[What to do] Look through the listing for the word "东方财富". Copy each line that has it.

## Start Extracted material

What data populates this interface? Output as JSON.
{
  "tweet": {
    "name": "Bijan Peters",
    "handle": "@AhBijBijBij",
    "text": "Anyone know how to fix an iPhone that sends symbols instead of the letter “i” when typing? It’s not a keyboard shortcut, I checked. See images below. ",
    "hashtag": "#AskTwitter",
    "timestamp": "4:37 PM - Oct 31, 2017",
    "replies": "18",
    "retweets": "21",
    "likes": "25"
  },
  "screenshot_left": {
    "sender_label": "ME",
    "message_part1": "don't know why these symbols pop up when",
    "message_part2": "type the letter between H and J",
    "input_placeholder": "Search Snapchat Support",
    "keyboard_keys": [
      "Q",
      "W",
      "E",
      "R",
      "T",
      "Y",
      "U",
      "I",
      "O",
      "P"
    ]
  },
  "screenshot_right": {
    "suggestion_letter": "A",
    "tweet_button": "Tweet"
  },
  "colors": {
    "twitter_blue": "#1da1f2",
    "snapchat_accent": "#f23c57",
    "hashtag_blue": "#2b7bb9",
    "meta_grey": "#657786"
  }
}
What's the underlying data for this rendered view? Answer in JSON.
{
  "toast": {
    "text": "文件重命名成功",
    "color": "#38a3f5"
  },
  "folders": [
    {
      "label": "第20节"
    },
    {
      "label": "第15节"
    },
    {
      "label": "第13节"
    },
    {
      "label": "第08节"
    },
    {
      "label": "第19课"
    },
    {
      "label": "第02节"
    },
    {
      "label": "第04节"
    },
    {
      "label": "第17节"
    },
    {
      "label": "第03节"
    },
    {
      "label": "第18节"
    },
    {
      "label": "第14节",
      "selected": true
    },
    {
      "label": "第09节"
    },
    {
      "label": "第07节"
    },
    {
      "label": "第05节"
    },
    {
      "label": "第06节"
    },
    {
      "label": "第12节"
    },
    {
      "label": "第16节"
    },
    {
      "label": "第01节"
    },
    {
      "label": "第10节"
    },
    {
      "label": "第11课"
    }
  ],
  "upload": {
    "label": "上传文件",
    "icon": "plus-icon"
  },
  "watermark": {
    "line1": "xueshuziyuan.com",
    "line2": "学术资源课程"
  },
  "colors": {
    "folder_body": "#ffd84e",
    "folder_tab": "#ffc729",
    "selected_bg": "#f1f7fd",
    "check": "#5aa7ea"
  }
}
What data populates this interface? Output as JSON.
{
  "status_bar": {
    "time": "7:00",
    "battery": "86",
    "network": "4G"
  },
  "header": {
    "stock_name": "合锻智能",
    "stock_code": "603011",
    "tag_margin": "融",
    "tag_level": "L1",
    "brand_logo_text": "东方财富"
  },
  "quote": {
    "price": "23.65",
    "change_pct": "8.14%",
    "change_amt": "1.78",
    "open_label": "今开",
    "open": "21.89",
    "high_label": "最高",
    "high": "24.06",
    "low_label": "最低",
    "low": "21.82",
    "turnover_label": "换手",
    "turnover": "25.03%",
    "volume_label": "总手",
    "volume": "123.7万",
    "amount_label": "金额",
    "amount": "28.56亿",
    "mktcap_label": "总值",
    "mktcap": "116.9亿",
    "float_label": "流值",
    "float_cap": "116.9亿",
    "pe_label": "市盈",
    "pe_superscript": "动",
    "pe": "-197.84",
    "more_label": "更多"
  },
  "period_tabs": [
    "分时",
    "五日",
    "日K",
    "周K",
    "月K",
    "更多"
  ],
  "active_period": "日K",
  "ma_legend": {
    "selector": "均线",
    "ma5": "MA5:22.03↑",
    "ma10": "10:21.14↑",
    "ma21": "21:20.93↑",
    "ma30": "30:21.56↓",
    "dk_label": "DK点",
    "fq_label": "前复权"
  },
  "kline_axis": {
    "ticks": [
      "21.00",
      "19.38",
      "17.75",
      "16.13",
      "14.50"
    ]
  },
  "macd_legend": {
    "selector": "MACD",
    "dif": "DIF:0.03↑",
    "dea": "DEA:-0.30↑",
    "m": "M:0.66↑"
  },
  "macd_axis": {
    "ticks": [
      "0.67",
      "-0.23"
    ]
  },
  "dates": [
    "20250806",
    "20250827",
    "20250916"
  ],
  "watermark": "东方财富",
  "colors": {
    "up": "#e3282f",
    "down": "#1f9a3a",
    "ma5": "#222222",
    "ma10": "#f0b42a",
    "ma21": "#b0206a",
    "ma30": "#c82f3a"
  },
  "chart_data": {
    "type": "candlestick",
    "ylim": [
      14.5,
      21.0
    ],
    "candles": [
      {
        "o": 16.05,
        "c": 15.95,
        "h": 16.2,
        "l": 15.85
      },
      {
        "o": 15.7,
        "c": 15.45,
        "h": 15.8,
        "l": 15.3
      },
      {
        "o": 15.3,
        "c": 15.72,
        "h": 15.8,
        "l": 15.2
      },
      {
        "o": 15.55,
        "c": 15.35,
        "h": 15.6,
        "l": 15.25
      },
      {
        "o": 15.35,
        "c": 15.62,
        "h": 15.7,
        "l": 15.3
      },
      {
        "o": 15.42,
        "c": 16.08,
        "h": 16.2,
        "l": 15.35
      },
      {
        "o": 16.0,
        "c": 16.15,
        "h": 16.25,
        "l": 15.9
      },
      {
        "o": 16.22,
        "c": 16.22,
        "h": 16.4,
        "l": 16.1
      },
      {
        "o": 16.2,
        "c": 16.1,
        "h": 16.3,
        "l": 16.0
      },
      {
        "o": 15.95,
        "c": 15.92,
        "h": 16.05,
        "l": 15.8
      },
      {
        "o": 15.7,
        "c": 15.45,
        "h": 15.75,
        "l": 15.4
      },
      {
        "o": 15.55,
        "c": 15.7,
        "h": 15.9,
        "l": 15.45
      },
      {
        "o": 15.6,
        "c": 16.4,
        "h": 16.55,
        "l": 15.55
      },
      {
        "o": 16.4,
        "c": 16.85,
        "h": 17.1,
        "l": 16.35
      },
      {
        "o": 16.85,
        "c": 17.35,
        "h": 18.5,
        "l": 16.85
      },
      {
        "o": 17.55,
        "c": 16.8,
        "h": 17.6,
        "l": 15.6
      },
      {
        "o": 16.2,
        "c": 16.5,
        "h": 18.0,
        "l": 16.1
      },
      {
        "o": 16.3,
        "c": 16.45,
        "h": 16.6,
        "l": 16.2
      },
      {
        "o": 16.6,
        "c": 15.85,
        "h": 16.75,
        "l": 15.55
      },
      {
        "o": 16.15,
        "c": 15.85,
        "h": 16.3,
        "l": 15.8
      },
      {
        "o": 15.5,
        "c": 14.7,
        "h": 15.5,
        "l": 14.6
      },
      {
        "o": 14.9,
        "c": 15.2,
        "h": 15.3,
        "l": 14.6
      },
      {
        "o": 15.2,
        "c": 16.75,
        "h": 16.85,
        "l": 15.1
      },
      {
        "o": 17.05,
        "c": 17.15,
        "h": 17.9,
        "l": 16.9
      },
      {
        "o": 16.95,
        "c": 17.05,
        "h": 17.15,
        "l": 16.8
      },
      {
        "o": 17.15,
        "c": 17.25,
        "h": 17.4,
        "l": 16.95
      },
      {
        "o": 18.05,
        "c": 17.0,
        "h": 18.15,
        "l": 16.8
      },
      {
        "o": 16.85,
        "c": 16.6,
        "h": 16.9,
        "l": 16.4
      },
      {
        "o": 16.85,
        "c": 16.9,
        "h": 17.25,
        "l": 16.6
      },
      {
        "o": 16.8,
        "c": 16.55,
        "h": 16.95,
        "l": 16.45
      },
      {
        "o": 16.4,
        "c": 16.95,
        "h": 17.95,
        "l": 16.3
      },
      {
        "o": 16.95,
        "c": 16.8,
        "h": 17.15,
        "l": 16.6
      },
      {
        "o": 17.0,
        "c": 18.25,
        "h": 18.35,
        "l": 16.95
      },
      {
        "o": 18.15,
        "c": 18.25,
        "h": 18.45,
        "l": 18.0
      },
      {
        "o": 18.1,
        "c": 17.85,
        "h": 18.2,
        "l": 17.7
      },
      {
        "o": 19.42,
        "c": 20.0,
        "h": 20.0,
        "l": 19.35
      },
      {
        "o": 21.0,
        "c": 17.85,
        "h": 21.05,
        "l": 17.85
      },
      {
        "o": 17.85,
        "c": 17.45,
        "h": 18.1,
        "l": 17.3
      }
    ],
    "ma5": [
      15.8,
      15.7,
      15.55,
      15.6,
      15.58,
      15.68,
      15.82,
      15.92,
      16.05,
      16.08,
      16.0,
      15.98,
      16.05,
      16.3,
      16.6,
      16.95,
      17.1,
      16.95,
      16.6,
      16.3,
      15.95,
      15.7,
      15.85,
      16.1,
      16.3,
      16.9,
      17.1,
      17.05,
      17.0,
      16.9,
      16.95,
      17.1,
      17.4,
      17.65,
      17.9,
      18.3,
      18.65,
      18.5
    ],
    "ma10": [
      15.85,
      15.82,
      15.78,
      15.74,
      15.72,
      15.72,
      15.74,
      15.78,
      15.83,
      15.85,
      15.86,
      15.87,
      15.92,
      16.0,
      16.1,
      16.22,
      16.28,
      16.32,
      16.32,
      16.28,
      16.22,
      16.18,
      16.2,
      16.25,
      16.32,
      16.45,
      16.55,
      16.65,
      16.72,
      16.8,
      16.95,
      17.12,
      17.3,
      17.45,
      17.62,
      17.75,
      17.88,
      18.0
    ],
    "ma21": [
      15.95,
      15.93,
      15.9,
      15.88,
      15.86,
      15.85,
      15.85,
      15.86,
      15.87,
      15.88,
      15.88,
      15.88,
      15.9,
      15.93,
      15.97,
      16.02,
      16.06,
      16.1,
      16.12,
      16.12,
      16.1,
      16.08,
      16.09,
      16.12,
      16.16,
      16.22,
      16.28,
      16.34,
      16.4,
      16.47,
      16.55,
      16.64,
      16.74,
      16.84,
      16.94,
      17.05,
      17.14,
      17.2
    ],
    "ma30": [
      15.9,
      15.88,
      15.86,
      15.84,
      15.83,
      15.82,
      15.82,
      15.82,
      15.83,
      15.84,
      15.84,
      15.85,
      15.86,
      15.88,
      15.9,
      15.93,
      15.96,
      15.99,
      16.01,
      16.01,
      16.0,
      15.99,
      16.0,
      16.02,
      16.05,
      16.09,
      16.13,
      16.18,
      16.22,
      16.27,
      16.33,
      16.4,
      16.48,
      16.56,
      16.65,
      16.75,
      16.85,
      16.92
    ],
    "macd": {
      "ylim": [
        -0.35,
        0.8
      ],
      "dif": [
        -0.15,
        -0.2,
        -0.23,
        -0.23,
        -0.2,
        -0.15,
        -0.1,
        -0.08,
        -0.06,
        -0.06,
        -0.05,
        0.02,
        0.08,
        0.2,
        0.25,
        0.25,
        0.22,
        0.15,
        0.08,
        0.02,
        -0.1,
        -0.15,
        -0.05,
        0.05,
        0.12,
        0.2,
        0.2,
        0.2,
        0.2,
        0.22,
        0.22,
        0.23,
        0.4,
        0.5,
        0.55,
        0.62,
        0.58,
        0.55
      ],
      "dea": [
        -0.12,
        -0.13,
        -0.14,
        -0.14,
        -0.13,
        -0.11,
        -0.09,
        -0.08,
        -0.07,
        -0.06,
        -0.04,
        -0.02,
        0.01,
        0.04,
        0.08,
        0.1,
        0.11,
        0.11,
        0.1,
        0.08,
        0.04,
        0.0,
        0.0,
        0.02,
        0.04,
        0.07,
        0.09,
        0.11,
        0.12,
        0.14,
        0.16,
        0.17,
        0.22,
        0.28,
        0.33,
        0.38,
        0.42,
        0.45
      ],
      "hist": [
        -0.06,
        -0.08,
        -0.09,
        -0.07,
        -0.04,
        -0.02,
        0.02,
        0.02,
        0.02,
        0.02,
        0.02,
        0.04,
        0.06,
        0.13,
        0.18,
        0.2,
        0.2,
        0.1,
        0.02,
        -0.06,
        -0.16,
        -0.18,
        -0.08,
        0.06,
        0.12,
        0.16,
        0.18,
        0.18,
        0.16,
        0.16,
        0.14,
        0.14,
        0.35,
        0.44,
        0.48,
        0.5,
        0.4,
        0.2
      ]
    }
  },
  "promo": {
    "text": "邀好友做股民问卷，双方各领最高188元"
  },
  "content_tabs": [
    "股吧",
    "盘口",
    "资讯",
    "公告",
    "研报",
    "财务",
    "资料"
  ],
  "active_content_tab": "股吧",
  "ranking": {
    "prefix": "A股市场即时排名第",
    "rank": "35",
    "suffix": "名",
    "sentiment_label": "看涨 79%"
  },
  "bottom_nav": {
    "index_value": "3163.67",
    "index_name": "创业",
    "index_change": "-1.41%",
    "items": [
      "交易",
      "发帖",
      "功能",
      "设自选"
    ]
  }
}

## End Extracted material

[Solved problem]
    "brand_logo_text": "东方财富"
  "watermark": "东方财富",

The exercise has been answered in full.